**Directions**
How many lines in these records hold the string "příspěvky"? State only that number.

[Recorded data]
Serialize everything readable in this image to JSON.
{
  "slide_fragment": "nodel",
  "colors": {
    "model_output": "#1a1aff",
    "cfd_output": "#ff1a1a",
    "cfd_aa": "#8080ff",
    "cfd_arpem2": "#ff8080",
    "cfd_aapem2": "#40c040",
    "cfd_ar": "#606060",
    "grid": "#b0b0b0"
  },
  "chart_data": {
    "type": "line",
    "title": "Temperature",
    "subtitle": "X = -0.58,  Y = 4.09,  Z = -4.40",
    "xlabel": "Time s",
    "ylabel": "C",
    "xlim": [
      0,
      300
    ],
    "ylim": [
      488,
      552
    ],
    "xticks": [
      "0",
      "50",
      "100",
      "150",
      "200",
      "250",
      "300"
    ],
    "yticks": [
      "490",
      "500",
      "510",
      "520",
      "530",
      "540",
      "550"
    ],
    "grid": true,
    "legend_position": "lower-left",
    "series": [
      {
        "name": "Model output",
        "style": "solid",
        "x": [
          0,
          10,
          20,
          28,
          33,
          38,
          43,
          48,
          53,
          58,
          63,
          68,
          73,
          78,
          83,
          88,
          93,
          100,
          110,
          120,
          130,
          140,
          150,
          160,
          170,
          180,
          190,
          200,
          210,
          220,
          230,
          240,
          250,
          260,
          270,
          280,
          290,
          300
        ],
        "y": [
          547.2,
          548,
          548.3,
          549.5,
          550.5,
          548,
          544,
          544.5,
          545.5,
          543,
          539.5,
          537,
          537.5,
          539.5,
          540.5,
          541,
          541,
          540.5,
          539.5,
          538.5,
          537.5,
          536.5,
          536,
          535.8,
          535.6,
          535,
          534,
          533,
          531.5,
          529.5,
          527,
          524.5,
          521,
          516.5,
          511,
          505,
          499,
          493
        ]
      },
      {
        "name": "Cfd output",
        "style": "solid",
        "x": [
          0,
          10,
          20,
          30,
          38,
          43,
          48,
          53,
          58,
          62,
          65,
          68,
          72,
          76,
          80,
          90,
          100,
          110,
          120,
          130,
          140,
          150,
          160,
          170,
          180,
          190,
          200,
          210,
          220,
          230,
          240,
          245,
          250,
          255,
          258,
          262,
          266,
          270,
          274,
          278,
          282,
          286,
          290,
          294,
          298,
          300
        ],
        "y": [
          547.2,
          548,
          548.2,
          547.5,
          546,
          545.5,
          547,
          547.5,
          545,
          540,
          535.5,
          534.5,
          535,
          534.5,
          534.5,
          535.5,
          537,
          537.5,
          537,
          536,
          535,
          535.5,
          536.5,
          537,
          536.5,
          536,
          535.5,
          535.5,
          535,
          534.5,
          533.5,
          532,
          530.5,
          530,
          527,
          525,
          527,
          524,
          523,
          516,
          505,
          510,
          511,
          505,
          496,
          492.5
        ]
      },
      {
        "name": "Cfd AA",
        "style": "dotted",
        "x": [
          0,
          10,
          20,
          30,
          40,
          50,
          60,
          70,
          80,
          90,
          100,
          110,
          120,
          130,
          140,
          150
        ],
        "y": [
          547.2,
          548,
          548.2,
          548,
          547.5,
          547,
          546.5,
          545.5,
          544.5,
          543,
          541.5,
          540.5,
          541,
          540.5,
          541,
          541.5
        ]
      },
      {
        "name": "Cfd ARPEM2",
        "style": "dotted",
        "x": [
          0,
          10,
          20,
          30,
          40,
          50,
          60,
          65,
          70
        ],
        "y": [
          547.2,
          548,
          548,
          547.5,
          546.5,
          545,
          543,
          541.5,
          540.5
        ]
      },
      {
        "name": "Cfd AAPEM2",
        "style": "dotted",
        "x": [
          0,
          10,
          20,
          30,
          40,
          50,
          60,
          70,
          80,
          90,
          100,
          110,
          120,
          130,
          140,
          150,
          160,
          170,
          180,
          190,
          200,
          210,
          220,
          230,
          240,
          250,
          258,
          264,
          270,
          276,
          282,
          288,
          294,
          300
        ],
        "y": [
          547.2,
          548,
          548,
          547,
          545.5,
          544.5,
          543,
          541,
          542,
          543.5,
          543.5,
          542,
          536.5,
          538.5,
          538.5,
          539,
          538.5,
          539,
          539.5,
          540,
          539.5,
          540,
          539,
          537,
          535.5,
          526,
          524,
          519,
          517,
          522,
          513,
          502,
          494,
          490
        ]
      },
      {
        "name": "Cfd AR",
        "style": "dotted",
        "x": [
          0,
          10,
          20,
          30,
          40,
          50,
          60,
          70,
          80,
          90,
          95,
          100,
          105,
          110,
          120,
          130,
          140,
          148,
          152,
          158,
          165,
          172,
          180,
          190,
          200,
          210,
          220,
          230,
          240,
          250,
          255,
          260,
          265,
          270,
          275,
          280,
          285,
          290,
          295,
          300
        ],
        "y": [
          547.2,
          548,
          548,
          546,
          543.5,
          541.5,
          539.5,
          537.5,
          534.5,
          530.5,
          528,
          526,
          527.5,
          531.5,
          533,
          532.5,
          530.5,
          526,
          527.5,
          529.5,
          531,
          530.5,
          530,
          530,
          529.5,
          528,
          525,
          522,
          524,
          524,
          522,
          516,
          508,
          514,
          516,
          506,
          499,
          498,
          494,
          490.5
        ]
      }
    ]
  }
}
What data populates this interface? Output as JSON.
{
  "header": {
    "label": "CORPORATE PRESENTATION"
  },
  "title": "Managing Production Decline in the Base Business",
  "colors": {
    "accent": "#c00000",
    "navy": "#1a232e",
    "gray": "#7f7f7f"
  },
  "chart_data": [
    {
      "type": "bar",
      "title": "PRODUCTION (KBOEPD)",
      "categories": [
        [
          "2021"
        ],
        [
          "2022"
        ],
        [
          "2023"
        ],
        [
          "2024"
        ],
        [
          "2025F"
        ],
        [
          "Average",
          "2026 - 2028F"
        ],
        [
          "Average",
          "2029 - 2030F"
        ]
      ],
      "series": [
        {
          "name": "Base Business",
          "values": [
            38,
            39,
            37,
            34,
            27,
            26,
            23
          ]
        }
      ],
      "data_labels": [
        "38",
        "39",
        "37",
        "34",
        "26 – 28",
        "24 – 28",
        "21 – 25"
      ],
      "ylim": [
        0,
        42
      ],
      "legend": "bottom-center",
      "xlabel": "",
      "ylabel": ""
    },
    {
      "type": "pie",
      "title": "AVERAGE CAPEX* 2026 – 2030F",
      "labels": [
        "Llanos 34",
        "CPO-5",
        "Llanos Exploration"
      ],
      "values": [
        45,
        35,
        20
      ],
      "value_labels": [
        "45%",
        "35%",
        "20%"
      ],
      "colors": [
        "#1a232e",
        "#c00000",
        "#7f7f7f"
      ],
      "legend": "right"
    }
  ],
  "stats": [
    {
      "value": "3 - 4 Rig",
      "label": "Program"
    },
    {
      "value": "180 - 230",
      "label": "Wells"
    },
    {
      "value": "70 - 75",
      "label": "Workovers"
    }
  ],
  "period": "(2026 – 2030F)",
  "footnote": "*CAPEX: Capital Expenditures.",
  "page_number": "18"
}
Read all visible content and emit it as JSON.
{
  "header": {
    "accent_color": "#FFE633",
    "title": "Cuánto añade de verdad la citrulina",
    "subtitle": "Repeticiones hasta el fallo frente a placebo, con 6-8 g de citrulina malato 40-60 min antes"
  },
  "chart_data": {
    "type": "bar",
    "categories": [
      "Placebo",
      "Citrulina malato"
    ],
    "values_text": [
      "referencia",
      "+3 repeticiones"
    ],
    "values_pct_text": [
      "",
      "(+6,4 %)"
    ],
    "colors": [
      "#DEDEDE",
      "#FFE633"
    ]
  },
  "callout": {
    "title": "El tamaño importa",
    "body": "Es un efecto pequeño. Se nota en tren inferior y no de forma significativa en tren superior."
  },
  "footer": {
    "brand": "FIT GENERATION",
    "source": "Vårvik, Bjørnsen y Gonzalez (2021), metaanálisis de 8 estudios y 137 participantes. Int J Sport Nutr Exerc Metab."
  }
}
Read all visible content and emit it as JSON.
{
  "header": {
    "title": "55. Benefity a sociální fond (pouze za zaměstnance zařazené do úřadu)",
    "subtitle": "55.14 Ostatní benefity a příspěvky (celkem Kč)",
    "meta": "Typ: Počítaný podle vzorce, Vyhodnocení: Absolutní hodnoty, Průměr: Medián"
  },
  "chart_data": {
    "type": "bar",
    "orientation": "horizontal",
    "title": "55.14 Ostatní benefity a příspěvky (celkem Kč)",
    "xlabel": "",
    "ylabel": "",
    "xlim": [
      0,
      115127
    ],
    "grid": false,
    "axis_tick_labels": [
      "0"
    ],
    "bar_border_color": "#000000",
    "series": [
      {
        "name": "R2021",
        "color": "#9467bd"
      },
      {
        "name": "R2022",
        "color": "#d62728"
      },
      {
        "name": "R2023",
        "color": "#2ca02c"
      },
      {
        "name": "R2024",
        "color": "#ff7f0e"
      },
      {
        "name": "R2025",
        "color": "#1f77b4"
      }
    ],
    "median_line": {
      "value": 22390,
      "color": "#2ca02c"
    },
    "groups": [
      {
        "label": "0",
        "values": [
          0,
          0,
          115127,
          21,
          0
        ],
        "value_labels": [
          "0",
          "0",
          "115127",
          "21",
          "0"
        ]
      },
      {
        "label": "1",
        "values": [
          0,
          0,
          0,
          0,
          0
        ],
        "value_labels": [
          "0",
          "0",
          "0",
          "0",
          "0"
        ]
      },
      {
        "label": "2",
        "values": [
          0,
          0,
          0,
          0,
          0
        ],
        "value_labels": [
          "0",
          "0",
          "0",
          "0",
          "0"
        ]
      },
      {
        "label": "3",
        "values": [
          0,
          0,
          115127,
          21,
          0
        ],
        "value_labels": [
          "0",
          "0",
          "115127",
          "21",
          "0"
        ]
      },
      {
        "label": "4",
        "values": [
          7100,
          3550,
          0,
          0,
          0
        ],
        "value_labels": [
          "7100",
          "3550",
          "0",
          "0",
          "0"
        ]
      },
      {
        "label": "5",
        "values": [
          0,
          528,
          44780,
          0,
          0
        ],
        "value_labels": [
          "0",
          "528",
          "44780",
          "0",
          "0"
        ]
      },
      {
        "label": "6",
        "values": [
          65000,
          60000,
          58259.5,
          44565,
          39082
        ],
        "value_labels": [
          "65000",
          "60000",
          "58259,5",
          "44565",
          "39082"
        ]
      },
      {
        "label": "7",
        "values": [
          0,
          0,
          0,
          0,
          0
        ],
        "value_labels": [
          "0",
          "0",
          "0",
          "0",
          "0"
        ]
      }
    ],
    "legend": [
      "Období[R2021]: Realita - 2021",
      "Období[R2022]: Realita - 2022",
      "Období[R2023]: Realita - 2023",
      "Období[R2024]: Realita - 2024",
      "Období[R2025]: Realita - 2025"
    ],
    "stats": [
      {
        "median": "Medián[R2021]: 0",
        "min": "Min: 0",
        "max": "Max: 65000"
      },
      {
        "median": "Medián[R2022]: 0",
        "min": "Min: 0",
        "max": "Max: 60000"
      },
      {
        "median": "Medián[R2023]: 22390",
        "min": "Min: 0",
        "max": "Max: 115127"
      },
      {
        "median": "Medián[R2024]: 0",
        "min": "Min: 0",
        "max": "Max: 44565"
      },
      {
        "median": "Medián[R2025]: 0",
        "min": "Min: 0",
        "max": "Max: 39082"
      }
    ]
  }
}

**Written solution**
2